▶ [Problem description]:
Collect each line of the entries that holds the string "text".
───── Rows ─────
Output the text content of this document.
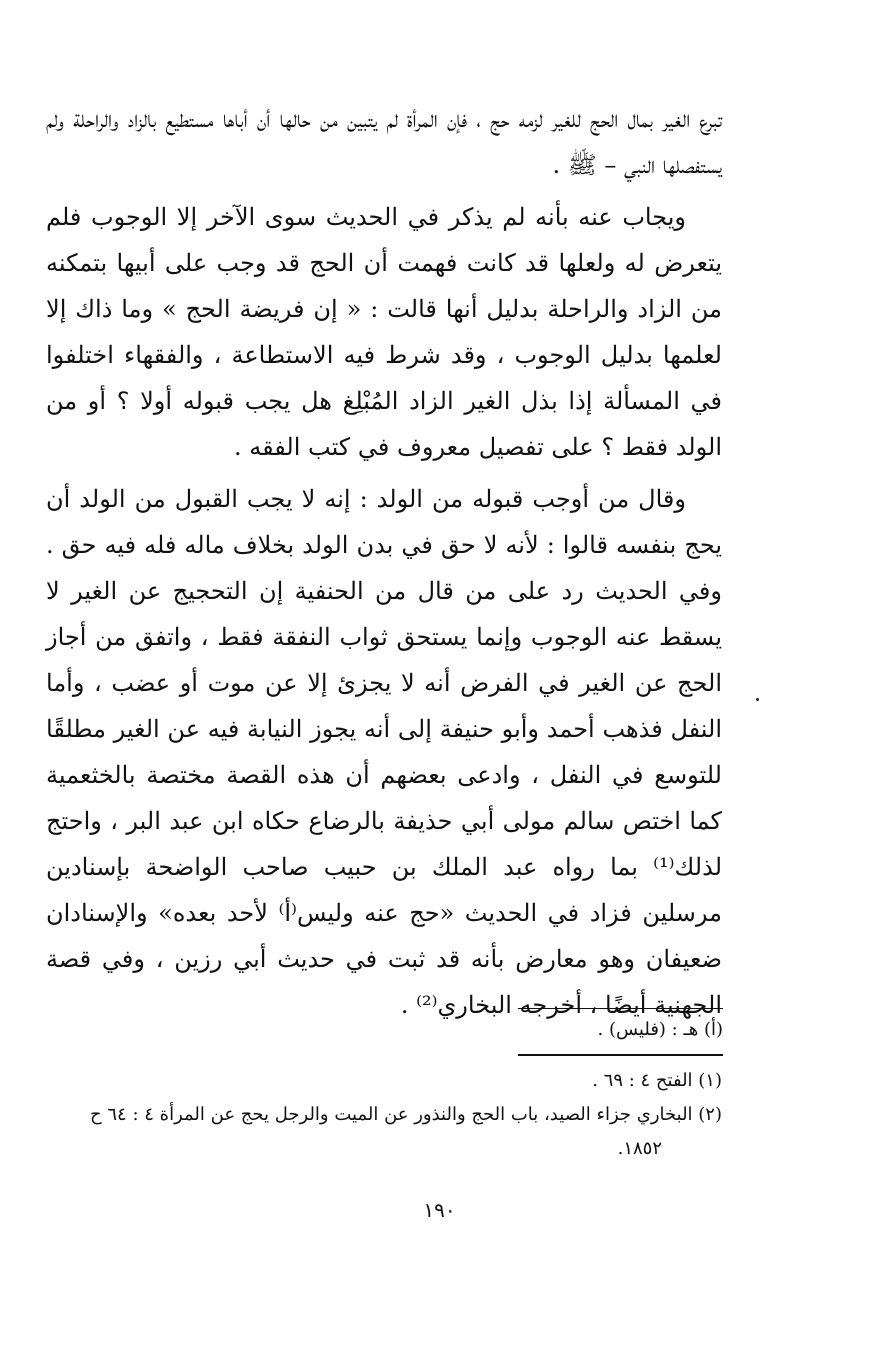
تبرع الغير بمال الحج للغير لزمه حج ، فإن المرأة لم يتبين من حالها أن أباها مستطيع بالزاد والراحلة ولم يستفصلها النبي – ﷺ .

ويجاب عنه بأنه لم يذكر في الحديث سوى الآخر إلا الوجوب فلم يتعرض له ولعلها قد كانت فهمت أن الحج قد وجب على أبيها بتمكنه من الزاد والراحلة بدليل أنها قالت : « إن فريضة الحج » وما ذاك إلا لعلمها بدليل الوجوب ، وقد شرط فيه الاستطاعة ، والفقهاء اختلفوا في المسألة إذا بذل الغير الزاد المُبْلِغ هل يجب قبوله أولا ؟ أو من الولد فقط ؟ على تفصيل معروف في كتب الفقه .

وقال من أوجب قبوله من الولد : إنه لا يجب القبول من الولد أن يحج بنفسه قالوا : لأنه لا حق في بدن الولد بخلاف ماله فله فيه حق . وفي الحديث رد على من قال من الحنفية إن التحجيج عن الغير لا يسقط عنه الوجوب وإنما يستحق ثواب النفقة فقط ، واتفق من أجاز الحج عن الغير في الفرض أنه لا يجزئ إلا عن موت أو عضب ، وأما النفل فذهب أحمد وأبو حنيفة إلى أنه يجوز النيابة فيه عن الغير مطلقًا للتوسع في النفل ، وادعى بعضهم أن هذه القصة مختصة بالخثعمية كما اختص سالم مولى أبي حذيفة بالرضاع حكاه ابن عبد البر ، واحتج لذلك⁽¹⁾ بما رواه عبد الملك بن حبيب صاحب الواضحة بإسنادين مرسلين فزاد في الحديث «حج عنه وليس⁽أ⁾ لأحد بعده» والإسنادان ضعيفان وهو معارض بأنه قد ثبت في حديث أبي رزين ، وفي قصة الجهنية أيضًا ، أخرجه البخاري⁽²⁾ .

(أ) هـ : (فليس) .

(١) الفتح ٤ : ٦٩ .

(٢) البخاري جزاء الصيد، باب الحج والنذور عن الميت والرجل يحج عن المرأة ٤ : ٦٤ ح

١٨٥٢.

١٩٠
─────
───── Rows ─────
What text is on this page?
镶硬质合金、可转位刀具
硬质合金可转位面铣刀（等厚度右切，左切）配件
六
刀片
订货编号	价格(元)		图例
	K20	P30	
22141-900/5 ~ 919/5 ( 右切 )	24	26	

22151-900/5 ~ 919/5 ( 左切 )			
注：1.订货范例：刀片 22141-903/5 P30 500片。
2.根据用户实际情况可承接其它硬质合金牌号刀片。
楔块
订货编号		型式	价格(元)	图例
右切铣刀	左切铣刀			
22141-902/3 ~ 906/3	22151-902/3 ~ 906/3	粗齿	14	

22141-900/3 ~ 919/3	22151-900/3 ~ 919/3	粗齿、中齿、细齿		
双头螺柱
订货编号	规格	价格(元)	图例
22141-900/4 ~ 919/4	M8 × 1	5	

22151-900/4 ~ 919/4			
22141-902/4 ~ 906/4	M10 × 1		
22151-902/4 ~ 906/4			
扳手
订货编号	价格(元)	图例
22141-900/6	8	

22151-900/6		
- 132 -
─────
▶ [Output for this task]:
Output the text content of this document.
What text is on this page?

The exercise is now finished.